Problem requirements: Copy each line below that contains "JSON".
-- Start Provided data --
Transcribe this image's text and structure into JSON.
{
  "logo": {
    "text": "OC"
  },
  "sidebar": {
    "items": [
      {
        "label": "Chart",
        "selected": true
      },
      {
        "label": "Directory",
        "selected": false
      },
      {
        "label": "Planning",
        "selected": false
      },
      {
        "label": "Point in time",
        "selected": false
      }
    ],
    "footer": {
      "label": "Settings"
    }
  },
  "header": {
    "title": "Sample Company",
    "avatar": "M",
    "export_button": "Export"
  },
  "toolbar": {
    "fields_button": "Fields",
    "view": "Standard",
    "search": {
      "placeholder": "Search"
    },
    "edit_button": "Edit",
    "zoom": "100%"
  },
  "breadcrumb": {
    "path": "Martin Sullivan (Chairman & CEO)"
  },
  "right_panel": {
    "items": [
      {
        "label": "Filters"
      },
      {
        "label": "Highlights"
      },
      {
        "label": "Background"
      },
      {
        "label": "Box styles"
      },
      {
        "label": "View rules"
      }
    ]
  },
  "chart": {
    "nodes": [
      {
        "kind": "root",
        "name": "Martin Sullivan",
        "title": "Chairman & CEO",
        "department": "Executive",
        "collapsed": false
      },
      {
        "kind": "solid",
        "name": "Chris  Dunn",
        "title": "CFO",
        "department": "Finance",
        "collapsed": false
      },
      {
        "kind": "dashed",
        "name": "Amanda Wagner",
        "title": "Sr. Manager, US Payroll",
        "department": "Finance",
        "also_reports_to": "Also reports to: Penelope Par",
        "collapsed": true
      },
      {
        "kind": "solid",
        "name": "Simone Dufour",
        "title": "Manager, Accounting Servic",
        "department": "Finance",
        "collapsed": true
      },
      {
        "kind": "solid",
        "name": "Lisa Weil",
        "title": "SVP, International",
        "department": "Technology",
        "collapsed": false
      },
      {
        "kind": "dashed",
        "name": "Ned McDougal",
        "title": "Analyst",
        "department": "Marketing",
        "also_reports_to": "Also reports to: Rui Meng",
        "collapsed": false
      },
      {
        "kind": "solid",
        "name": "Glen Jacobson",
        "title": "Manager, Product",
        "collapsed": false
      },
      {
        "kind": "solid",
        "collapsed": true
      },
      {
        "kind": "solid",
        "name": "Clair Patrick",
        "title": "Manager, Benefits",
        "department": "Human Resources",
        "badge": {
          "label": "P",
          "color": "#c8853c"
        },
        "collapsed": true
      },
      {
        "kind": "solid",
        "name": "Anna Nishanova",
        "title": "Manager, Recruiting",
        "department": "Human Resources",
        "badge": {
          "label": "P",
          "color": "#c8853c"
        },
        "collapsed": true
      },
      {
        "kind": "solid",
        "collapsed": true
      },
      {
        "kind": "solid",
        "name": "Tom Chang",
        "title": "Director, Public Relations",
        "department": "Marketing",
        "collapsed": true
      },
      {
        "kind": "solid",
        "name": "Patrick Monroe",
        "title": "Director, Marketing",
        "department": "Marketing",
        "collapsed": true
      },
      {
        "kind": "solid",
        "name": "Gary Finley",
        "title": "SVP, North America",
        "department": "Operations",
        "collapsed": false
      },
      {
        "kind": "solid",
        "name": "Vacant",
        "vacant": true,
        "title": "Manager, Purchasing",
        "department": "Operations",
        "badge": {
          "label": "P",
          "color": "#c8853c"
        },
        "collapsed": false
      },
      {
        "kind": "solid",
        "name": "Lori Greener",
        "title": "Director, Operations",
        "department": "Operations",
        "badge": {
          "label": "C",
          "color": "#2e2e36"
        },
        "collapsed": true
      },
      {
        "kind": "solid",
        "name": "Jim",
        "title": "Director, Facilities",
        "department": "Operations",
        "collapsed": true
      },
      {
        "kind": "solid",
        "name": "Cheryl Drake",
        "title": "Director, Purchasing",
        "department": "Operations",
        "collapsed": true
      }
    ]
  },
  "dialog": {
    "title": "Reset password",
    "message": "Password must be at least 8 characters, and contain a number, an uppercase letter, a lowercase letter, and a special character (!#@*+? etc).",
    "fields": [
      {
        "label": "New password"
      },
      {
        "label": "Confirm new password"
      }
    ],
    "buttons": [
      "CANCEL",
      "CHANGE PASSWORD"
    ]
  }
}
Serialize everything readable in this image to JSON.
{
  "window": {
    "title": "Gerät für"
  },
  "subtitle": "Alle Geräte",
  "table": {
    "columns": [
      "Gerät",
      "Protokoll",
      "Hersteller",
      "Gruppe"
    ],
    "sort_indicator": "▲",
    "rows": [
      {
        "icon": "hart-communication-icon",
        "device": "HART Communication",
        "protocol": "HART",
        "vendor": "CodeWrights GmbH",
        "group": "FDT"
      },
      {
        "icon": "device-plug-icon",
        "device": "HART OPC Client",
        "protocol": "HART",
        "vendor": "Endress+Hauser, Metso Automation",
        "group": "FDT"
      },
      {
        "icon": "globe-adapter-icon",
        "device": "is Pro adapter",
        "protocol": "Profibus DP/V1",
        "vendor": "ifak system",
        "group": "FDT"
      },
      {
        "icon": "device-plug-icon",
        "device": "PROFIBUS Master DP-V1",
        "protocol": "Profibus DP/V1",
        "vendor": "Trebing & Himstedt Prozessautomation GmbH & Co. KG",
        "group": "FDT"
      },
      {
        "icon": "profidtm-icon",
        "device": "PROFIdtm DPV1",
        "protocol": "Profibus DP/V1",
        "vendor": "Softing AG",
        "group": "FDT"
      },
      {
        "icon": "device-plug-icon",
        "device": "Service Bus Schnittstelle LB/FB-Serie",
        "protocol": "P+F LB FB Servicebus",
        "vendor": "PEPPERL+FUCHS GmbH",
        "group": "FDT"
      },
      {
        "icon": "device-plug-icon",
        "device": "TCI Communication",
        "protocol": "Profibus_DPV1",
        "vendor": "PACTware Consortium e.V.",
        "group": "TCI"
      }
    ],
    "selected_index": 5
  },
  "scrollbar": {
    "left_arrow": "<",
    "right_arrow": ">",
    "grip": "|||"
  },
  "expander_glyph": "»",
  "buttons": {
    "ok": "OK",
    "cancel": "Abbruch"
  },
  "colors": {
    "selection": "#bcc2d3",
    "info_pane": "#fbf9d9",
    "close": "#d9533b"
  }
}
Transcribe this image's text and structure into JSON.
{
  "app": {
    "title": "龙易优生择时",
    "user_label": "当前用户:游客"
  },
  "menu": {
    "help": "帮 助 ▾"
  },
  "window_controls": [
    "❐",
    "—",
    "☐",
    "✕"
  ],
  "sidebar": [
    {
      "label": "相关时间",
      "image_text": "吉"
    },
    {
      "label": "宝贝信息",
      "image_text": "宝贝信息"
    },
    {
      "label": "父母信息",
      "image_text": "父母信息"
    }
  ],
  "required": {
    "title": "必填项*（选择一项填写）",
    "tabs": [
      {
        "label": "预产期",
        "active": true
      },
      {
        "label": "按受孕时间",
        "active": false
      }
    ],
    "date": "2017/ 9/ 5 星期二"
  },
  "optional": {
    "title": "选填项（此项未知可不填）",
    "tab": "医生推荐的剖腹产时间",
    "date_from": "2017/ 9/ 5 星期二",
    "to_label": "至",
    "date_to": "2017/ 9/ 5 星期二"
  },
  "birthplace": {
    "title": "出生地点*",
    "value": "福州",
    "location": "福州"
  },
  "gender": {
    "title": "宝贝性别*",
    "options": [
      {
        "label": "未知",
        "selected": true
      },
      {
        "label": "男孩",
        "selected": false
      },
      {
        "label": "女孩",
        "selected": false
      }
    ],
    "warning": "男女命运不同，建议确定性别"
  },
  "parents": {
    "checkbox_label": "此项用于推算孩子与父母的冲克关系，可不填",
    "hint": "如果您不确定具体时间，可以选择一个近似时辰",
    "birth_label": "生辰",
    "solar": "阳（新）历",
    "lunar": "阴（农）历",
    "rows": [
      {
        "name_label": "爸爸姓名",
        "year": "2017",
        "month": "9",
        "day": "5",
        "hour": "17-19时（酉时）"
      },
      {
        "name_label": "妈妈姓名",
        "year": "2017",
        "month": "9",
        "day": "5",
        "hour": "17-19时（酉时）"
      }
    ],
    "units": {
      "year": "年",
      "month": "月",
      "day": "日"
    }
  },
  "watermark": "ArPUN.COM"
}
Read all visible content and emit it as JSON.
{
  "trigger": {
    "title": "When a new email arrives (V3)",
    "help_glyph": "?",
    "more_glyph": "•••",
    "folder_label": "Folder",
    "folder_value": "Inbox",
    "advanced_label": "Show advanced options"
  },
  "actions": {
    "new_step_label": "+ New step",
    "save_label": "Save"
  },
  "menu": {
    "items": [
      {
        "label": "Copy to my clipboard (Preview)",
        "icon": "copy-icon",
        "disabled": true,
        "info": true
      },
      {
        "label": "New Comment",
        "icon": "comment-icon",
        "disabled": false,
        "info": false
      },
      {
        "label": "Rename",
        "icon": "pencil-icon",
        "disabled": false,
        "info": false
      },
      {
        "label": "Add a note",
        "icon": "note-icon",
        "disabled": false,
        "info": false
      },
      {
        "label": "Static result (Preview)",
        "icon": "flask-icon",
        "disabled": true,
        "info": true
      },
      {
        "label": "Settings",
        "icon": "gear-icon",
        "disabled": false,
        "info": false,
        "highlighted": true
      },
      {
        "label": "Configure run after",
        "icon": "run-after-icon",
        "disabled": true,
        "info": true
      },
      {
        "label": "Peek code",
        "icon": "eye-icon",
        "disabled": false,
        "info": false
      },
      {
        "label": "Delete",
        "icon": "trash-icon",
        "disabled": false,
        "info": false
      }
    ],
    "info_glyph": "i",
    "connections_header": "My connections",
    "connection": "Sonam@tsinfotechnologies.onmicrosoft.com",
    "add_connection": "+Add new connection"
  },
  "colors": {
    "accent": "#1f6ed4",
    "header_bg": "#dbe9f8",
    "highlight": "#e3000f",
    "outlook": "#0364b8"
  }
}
-- End Provided data --
Written reply:
Transcribe this image's text and structure into JSON.
Serialize everything readable in this image to JSON.
Transcribe this image's text and structure into JSON.
Read all visible content and emit it as JSON.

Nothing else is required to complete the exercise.